──────── Exercise data ────────

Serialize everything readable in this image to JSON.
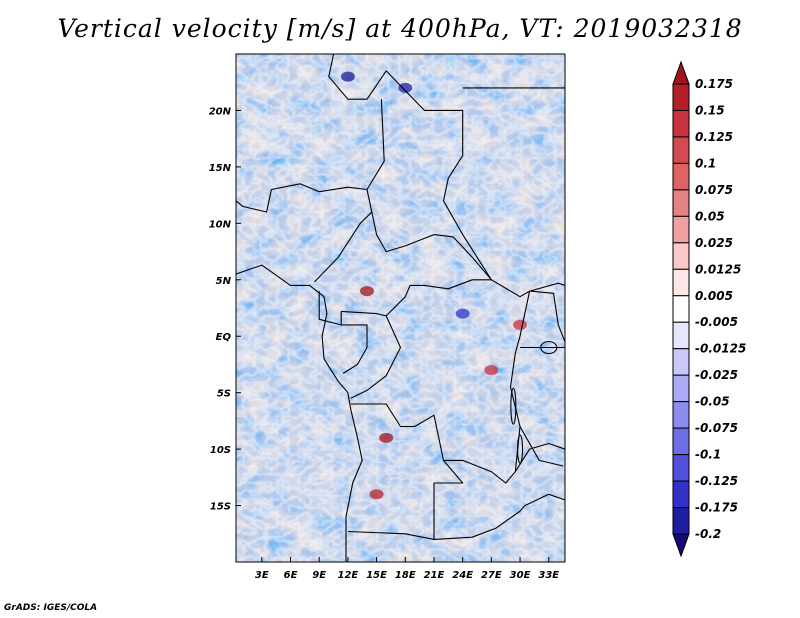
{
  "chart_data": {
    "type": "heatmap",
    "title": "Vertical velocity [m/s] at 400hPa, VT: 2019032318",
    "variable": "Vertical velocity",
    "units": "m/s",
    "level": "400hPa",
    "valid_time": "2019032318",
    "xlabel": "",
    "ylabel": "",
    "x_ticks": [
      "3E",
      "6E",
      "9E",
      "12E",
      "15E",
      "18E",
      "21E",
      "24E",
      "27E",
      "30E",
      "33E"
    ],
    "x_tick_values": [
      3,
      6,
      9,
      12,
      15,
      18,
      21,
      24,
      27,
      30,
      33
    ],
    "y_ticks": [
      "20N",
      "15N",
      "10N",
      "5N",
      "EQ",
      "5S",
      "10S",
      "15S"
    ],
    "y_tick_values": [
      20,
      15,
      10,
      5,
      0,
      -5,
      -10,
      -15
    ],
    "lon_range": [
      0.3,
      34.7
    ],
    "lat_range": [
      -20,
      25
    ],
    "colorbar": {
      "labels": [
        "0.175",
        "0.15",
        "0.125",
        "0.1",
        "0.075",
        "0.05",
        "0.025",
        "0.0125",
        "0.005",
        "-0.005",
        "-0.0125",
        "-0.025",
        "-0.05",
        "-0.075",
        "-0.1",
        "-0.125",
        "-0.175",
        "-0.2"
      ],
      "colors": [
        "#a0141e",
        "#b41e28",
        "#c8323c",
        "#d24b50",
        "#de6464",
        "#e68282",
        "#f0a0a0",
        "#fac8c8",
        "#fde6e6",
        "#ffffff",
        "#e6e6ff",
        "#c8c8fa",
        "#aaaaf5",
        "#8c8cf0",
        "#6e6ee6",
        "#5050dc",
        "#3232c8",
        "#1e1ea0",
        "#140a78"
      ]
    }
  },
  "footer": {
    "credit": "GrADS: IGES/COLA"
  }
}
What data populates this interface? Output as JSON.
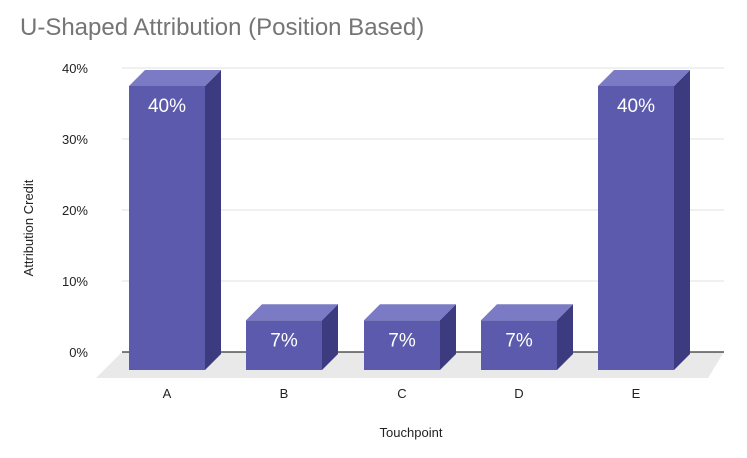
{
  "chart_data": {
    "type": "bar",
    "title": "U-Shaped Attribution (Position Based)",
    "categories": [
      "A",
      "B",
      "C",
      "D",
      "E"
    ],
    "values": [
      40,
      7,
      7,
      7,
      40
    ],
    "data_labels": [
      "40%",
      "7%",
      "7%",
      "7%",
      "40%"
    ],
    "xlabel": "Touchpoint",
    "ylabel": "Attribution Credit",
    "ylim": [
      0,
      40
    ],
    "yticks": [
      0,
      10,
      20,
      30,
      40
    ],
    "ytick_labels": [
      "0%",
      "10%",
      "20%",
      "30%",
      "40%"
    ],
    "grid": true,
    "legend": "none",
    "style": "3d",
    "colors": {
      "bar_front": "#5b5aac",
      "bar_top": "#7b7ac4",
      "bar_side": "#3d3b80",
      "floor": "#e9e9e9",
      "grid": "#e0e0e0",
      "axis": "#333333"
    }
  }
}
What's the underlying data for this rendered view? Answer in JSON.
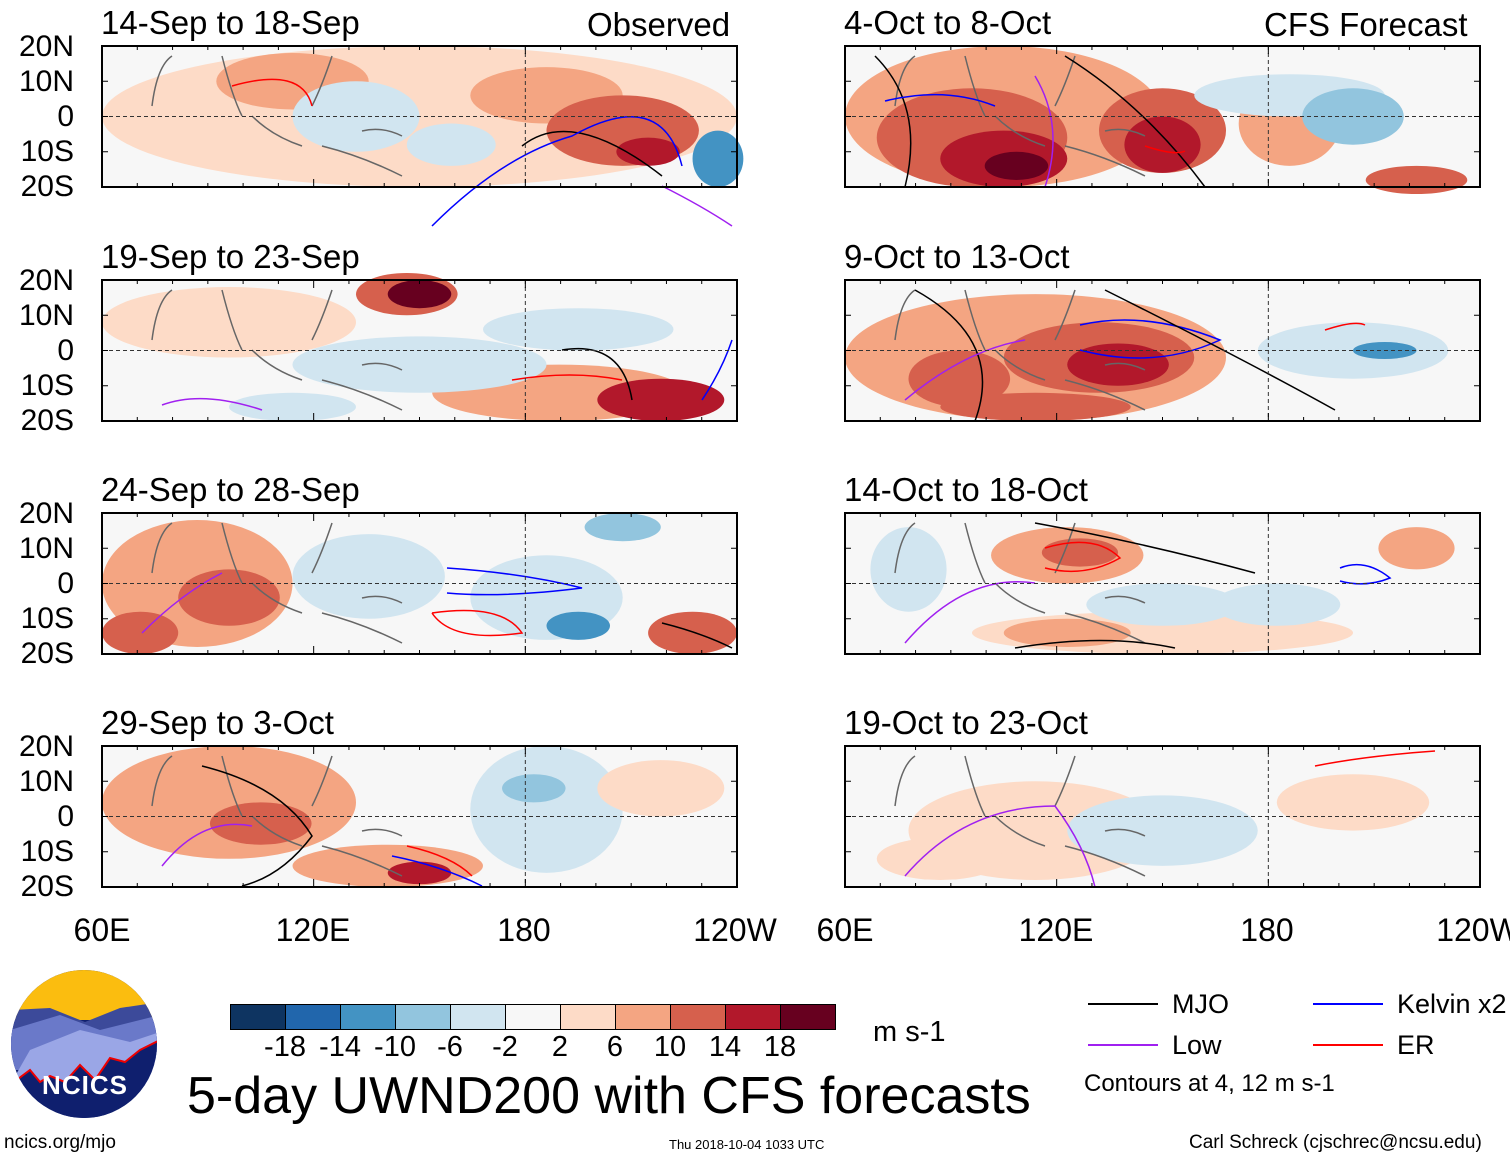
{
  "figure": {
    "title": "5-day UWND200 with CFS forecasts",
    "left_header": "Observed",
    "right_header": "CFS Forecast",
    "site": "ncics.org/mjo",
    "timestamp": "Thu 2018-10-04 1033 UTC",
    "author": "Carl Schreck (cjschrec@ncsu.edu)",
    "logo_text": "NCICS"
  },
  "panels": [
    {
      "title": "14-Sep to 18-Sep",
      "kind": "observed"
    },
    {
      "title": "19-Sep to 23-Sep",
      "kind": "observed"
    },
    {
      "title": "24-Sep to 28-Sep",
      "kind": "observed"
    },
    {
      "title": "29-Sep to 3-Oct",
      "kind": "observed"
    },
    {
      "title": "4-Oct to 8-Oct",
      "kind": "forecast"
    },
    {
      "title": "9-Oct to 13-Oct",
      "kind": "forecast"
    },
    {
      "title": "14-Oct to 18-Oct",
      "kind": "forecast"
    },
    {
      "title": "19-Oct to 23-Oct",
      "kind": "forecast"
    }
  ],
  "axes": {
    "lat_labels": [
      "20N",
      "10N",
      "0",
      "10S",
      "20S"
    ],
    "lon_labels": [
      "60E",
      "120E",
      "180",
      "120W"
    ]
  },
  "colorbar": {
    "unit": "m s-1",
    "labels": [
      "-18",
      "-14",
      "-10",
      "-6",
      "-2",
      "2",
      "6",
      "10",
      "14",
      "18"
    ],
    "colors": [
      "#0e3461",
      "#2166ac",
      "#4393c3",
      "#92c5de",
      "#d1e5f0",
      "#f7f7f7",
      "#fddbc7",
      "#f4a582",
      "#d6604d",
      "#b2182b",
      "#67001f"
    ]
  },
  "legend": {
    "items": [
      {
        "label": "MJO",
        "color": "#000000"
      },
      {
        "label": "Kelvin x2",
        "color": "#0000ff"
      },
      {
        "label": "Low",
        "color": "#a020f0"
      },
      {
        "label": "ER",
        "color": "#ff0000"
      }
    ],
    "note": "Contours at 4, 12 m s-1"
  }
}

────────

### [What is expected]
Strip out the pictures and quote the remaining data word for word.

### [Completed exercise]
Serialize everything readable in this image to JSON.
{
  "chart_data": {
    "type": "heatmap",
    "title": "Vertical velocity [m/s] at 400hPa, VT: 2019032318",
    "variable": "Vertical velocity",
    "units": "m/s",
    "level": "400hPa",
    "valid_time": "2019032318",
    "xlabel": "",
    "ylabel": "",
    "x_ticks": [
      "3E",
      "6E",
      "9E",
      "12E",
      "15E",
      "18E",
      "21E",
      "24E",
      "27E",
      "30E",
      "33E"
    ],
    "x_tick_values": [
      3,
      6,
      9,
      12,
      15,
      18,
      21,
      24,
      27,
      30,
      33
    ],
    "y_ticks": [
      "20N",
      "15N",
      "10N",
      "5N",
      "EQ",
      "5S",
      "10S",
      "15S"
    ],
    "y_tick_values": [
      20,
      15,
      10,
      5,
      0,
      -5,
      -10,
      -15
    ],
    "lon_range": [
      0.3,
      34.7
    ],
    "lat_range": [
      -20,
      25
    ],
    "colorbar": {
      "labels": [
        "0.175",
        "0.15",
        "0.125",
        "0.1",
        "0.075",
        "0.05",
        "0.025",
        "0.0125",
        "0.005",
        "-0.005",
        "-0.0125",
        "-0.025",
        "-0.05",
        "-0.075",
        "-0.1",
        "-0.125",
        "-0.175",
        "-0.2"
      ],
      "colors": [
        "#a0141e",
        "#b41e28",
        "#c8323c",
        "#d24b50",
        "#de6464",
        "#e68282",
        "#f0a0a0",
        "#fac8c8",
        "#fde6e6",
        "#ffffff",
        "#e6e6ff",
        "#c8c8fa",
        "#aaaaf5",
        "#8c8cf0",
        "#6e6ee6",
        "#5050dc",
        "#3232c8",
        "#1e1ea0",
        "#140a78"
      ]
    }
  },
  "footer": {
    "credit": "GrADS: IGES/COLA"
  }
}
What data populates this interface? Output as JSON.
{
  "chart_data": {
    "type": "bar",
    "title": "U-Shaped Attribution (Position Based)",
    "categories": [
      "A",
      "B",
      "C",
      "D",
      "E"
    ],
    "values": [
      40,
      7,
      7,
      7,
      40
    ],
    "data_labels": [
      "40%",
      "7%",
      "7%",
      "7%",
      "40%"
    ],
    "xlabel": "Touchpoint",
    "ylabel": "Attribution Credit",
    "ylim": [
      0,
      40
    ],
    "yticks": [
      0,
      10,
      20,
      30,
      40
    ],
    "ytick_labels": [
      "0%",
      "10%",
      "20%",
      "30%",
      "40%"
    ],
    "grid": true,
    "legend": "none",
    "style": "3d",
    "colors": {
      "bar_front": "#5b5aac",
      "bar_top": "#7b7ac4",
      "bar_side": "#3d3b80",
      "floor": "#e9e9e9",
      "grid": "#e0e0e0",
      "axis": "#333333"
    }
  }
}
What's the underlying data for this rendered view? Answer in JSON.
{
  "figure": {
    "title": "5-day UWND200 with CFS forecasts",
    "left_header": "Observed",
    "right_header": "CFS Forecast",
    "site": "ncics.org/mjo",
    "timestamp": "Thu 2018-10-04 1033 UTC",
    "author": "Carl Schreck (cjschrec@ncsu.edu)",
    "logo_text": "NCICS"
  },
  "panels": [
    {
      "title": "14-Sep to 18-Sep",
      "kind": "observed"
    },
    {
      "title": "19-Sep to 23-Sep",
      "kind": "observed"
    },
    {
      "title": "24-Sep to 28-Sep",
      "kind": "observed"
    },
    {
      "title": "29-Sep to 3-Oct",
      "kind": "observed"
    },
    {
      "title": "4-Oct to 8-Oct",
      "kind": "forecast"
    },
    {
      "title": "9-Oct to 13-Oct",
      "kind": "forecast"
    },
    {
      "title": "14-Oct to 18-Oct",
      "kind": "forecast"
    },
    {
      "title": "19-Oct to 23-Oct",
      "kind": "forecast"
    }
  ],
  "axes": {
    "lat_labels": [
      "20N",
      "10N",
      "0",
      "10S",
      "20S"
    ],
    "lon_labels": [
      "60E",
      "120E",
      "180",
      "120W"
    ]
  },
  "colorbar": {
    "unit": "m s-1",
    "labels": [
      "-18",
      "-14",
      "-10",
      "-6",
      "-2",
      "2",
      "6",
      "10",
      "14",
      "18"
    ],
    "colors": [
      "#0e3461",
      "#2166ac",
      "#4393c3",
      "#92c5de",
      "#d1e5f0",
      "#f7f7f7",
      "#fddbc7",
      "#f4a582",
      "#d6604d",
      "#b2182b",
      "#67001f"
    ]
  },
  "legend": {
    "items": [
      {
        "label": "MJO",
        "color": "#000000"
      },
      {
        "label": "Kelvin x2",
        "color": "#0000ff"
      },
      {
        "label": "Low",
        "color": "#a020f0"
      },
      {
        "label": "ER",
        "color": "#ff0000"
      }
    ],
    "note": "Contours at 4, 12 m s-1"
  }
}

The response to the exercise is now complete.